# Prompt
Copy out the listing exactly.

## START

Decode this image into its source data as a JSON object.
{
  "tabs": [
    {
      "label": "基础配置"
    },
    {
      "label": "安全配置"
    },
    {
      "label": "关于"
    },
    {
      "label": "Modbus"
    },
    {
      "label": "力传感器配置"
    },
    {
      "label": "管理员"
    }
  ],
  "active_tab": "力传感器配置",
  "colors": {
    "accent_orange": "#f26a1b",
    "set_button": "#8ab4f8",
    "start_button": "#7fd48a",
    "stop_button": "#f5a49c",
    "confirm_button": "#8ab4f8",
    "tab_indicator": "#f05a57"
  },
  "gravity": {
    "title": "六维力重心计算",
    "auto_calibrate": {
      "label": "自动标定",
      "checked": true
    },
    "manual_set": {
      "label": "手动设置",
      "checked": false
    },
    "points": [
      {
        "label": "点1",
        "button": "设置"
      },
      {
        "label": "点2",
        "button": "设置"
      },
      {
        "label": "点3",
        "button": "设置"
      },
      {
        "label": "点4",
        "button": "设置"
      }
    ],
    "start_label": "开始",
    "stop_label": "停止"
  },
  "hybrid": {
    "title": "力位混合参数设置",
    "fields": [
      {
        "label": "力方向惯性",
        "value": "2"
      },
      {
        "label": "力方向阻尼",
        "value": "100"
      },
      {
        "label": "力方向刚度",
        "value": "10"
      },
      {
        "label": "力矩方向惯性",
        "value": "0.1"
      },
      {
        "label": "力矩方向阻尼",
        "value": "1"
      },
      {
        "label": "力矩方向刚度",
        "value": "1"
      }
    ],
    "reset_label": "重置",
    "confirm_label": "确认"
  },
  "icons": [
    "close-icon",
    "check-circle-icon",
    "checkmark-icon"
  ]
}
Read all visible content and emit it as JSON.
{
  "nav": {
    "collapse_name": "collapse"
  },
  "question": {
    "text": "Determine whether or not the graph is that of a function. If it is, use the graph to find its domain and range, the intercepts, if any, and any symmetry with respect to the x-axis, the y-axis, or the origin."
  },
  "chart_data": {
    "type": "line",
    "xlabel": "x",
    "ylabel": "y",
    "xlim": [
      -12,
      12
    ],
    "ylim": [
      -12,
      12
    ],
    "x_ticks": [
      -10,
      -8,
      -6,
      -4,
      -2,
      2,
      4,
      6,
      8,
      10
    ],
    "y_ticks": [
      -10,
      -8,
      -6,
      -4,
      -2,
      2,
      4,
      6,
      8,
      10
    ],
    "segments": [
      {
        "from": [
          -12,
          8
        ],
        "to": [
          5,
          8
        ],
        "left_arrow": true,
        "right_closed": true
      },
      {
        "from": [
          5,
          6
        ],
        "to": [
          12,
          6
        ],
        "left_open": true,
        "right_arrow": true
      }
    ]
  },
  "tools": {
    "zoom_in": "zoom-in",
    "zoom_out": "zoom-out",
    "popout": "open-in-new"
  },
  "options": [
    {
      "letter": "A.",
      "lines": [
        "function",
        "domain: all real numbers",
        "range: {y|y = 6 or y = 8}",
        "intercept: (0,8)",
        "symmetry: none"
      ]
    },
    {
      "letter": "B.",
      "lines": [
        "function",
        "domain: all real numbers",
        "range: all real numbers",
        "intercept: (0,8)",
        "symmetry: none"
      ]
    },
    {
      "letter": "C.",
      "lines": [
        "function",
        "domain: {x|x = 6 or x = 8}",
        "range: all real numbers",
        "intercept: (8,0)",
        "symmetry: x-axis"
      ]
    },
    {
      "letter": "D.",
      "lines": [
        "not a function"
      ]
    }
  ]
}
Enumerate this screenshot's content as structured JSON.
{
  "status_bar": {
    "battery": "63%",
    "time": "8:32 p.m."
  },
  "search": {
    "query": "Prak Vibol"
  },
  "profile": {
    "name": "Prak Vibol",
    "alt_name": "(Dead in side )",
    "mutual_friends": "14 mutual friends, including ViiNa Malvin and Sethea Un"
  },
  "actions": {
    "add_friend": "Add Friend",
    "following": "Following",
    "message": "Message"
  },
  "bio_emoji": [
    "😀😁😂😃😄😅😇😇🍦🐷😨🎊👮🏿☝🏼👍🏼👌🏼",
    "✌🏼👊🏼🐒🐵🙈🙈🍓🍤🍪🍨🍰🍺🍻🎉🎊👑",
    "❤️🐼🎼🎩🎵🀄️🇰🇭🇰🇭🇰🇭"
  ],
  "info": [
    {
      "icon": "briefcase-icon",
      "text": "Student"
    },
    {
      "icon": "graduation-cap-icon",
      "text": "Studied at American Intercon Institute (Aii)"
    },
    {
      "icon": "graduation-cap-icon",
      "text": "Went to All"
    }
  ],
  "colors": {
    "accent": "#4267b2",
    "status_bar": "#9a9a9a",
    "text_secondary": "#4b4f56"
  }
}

## END

# Solution below
Decode this image into its source data as a JSON object.
{
  "tabs": [
    {
      "label": "基础配置"
    },
    {
      "label": "安全配置"
    },
    {
      "label": "关于"
    },
    {
      "label": "Modbus"
    },
    {
      "label": "力传感器配置"
    },
    {
      "label": "管理员"
    }
  ],
  "active_tab": "力传感器配置",
  "colors": {
    "accent_orange": "#f26a1b",
    "set_button": "#8ab4f8",
    "start_button": "#7fd48a",
    "stop_button": "#f5a49c",
    "confirm_button": "#8ab4f8",
    "tab_indicator": "#f05a57"
  },
  "gravity": {
    "title": "六维力重心计算",
    "auto_calibrate": {
      "label": "自动标定",
      "checked": true
    },
    "manual_set": {
      "label": "手动设置",
      "checked": false
    },
    "points": [
      {
        "label": "点1",
        "button": "设置"
      },
      {
        "label": "点2",
        "button": "设置"
      },
      {
        "label": "点3",
        "button": "设置"
      },
      {
        "label": "点4",
        "button": "设置"
      }
    ],
    "start_label": "开始",
    "stop_label": "停止"
  },
  "hybrid": {
    "title": "力位混合参数设置",
    "fields": [
      {
        "label": "力方向惯性",
        "value": "2"
      },
      {
        "label": "力方向阻尼",
        "value": "100"
      },
      {
        "label": "力方向刚度",
        "value": "10"
      },
      {
        "label": "力矩方向惯性",
        "value": "0.1"
      },
      {
        "label": "力矩方向阻尼",
        "value": "1"
      },
      {
        "label": "力矩方向刚度",
        "value": "1"
      }
    ],
    "reset_label": "重置",
    "confirm_label": "确认"
  },
  "icons": [
    "close-icon",
    "check-circle-icon",
    "checkmark-icon"
  ]
}
Read all visible content and emit it as JSON.
{
  "nav": {
    "collapse_name": "collapse"
  },
  "question": {
    "text": "Determine whether or not the graph is that of a function. If it is, use the graph to find its domain and range, the intercepts, if any, and any symmetry with respect to the x-axis, the y-axis, or the origin."
  },
  "chart_data": {
    "type": "line",
    "xlabel": "x",
    "ylabel": "y",
    "xlim": [
      -12,
      12
    ],
    "ylim": [
      -12,
      12
    ],
    "x_ticks": [
      -10,
      -8,
      -6,
      -4,
      -2,
      2,
      4,
      6,
      8,
      10
    ],
    "y_ticks": [
      -10,
      -8,
      -6,
      -4,
      -2,
      2,
      4,
      6,
      8,
      10
    ],
    "segments": [
      {
        "from": [
          -12,
          8
        ],
        "to": [
          5,
          8
        ],
        "left_arrow": true,
        "right_closed": true
      },
      {
        "from": [
          5,
          6
        ],
        "to": [
          12,
          6
        ],
        "left_open": true,
        "right_arrow": true
      }
    ]
  },
  "tools": {
    "zoom_in": "zoom-in",
    "zoom_out": "zoom-out",
    "popout": "open-in-new"
  },
  "options": [
    {
      "letter": "A.",
      "lines": [
        "function",
        "domain: all real numbers",
        "range: {y|y = 6 or y = 8}",
        "intercept: (0,8)",
        "symmetry: none"
      ]
    },
    {
      "letter": "B.",
      "lines": [
        "function",
        "domain: all real numbers",
        "range: all real numbers",
        "intercept: (0,8)",
        "symmetry: none"
      ]
    },
    {
      "letter": "C.",
      "lines": [
        "function",
        "domain: {x|x = 6 or x = 8}",
        "range: all real numbers",
        "intercept: (8,0)",
        "symmetry: x-axis"
      ]
    },
    {
      "letter": "D.",
      "lines": [
        "not a function"
      ]
    }
  ]
}
Enumerate this screenshot's content as structured JSON.
{
  "status_bar": {
    "battery": "63%",
    "time": "8:32 p.m."
  },
  "search": {
    "query": "Prak Vibol"
  },
  "profile": {
    "name": "Prak Vibol",
    "alt_name": "(Dead in side )",
    "mutual_friends": "14 mutual friends, including ViiNa Malvin and Sethea Un"
  },
  "actions": {
    "add_friend": "Add Friend",
    "following": "Following",
    "message": "Message"
  },
  "bio_emoji": [
    "😀😁😂😃😄😅😇😇🍦🐷😨🎊👮🏿☝🏼👍🏼👌🏼",
    "✌🏼👊🏼🐒🐵🙈🙈🍓🍤🍪🍨🍰🍺🍻🎉🎊👑",
    "❤️🐼🎼🎩🎵🀄️🇰🇭🇰🇭🇰🇭"
  ],
  "info": [
    {
      "icon": "briefcase-icon",
      "text": "Student"
    },
    {
      "icon": "graduation-cap-icon",
      "text": "Studied at American Intercon Institute (Aii)"
    },
    {
      "icon": "graduation-cap-icon",
      "text": "Went to All"
    }
  ],
  "colors": {
    "accent": "#4267b2",
    "status_bar": "#9a9a9a",
    "text_secondary": "#4b4f56"
  }
}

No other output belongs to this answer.